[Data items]
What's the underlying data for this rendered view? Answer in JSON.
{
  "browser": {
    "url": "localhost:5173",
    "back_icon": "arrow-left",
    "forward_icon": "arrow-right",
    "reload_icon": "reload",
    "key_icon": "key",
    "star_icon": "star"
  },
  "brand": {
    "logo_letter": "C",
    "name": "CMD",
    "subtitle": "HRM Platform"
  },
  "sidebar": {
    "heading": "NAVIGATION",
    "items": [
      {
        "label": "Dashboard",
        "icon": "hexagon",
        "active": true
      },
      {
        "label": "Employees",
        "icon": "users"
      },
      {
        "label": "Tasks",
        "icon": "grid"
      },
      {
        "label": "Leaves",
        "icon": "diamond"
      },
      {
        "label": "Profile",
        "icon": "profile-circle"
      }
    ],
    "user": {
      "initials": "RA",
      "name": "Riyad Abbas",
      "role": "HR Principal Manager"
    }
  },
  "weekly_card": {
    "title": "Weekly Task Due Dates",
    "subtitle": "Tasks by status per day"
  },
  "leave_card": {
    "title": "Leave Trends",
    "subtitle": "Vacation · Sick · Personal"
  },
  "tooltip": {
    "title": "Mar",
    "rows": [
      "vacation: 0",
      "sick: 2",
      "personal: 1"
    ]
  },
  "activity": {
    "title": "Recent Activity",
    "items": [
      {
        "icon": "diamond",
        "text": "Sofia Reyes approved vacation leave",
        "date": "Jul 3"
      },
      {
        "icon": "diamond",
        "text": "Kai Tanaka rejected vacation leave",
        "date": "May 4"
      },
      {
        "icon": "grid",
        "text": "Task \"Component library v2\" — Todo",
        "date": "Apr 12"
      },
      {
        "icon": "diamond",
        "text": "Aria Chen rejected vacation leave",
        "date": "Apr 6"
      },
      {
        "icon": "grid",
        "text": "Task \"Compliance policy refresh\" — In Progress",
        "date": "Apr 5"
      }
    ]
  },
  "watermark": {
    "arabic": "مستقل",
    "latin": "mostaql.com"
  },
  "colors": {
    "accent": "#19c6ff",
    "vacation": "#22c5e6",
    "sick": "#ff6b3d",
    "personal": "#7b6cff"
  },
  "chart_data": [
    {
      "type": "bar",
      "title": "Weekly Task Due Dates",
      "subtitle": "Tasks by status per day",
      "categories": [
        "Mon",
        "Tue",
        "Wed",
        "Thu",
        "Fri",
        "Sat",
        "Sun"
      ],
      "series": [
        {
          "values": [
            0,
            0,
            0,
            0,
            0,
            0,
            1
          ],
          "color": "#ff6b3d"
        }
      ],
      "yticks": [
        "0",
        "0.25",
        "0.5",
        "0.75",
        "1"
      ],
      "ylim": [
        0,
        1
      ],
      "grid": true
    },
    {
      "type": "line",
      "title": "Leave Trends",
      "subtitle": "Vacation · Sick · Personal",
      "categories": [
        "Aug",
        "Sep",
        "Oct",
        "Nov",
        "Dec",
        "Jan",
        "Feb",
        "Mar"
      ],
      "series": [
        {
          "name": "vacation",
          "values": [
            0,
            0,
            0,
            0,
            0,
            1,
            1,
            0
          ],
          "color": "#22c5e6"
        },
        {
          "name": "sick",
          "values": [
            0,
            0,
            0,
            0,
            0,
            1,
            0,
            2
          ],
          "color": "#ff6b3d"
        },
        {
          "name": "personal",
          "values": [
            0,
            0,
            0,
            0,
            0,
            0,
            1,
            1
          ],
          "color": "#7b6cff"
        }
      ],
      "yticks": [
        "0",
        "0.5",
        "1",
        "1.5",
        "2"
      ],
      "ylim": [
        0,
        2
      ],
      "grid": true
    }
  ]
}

Exercise objective
Word for word, write out the data.

Solution for this exercise
What's the underlying data for this rendered view? Answer in JSON.
{
  "browser": {
    "url": "localhost:5173",
    "back_icon": "arrow-left",
    "forward_icon": "arrow-right",
    "reload_icon": "reload",
    "key_icon": "key",
    "star_icon": "star"
  },
  "brand": {
    "logo_letter": "C",
    "name": "CMD",
    "subtitle": "HRM Platform"
  },
  "sidebar": {
    "heading": "NAVIGATION",
    "items": [
      {
        "label": "Dashboard",
        "icon": "hexagon",
        "active": true
      },
      {
        "label": "Employees",
        "icon": "users"
      },
      {
        "label": "Tasks",
        "icon": "grid"
      },
      {
        "label": "Leaves",
        "icon": "diamond"
      },
      {
        "label": "Profile",
        "icon": "profile-circle"
      }
    ],
    "user": {
      "initials": "RA",
      "name": "Riyad Abbas",
      "role": "HR Principal Manager"
    }
  },
  "weekly_card": {
    "title": "Weekly Task Due Dates",
    "subtitle": "Tasks by status per day"
  },
  "leave_card": {
    "title": "Leave Trends",
    "subtitle": "Vacation · Sick · Personal"
  },
  "tooltip": {
    "title": "Mar",
    "rows": [
      "vacation: 0",
      "sick: 2",
      "personal: 1"
    ]
  },
  "activity": {
    "title": "Recent Activity",
    "items": [
      {
        "icon": "diamond",
        "text": "Sofia Reyes approved vacation leave",
        "date": "Jul 3"
      },
      {
        "icon": "diamond",
        "text": "Kai Tanaka rejected vacation leave",
        "date": "May 4"
      },
      {
        "icon": "grid",
        "text": "Task \"Component library v2\" — Todo",
        "date": "Apr 12"
      },
      {
        "icon": "diamond",
        "text": "Aria Chen rejected vacation leave",
        "date": "Apr 6"
      },
      {
        "icon": "grid",
        "text": "Task \"Compliance policy refresh\" — In Progress",
        "date": "Apr 5"
      }
    ]
  },
  "watermark": {
    "arabic": "مستقل",
    "latin": "mostaql.com"
  },
  "colors": {
    "accent": "#19c6ff",
    "vacation": "#22c5e6",
    "sick": "#ff6b3d",
    "personal": "#7b6cff"
  },
  "chart_data": [
    {
      "type": "bar",
      "title": "Weekly Task Due Dates",
      "subtitle": "Tasks by status per day",
      "categories": [
        "Mon",
        "Tue",
        "Wed",
        "Thu",
        "Fri",
        "Sat",
        "Sun"
      ],
      "series": [
        {
          "values": [
            0,
            0,
            0,
            0,
            0,
            0,
            1
          ],
          "color": "#ff6b3d"
        }
      ],
      "yticks": [
        "0",
        "0.25",
        "0.5",
        "0.75",
        "1"
      ],
      "ylim": [
        0,
        1
      ],
      "grid": true
    },
    {
      "type": "line",
      "title": "Leave Trends",
      "subtitle": "Vacation · Sick · Personal",
      "categories": [
        "Aug",
        "Sep",
        "Oct",
        "Nov",
        "Dec",
        "Jan",
        "Feb",
        "Mar"
      ],
      "series": [
        {
          "name": "vacation",
          "values": [
            0,
            0,
            0,
            0,
            0,
            1,
            1,
            0
          ],
          "color": "#22c5e6"
        },
        {
          "name": "sick",
          "values": [
            0,
            0,
            0,
            0,
            0,
            1,
            0,
            2
          ],
          "color": "#ff6b3d"
        },
        {
          "name": "personal",
          "values": [
            0,
            0,
            0,
            0,
            0,
            0,
            1,
            1
          ],
          "color": "#7b6cff"
        }
      ],
      "yticks": [
        "0",
        "0.5",
        "1",
        "1.5",
        "2"
      ],
      "ylim": [
        0,
        2
      ],
      "grid": true
    }
  ]
}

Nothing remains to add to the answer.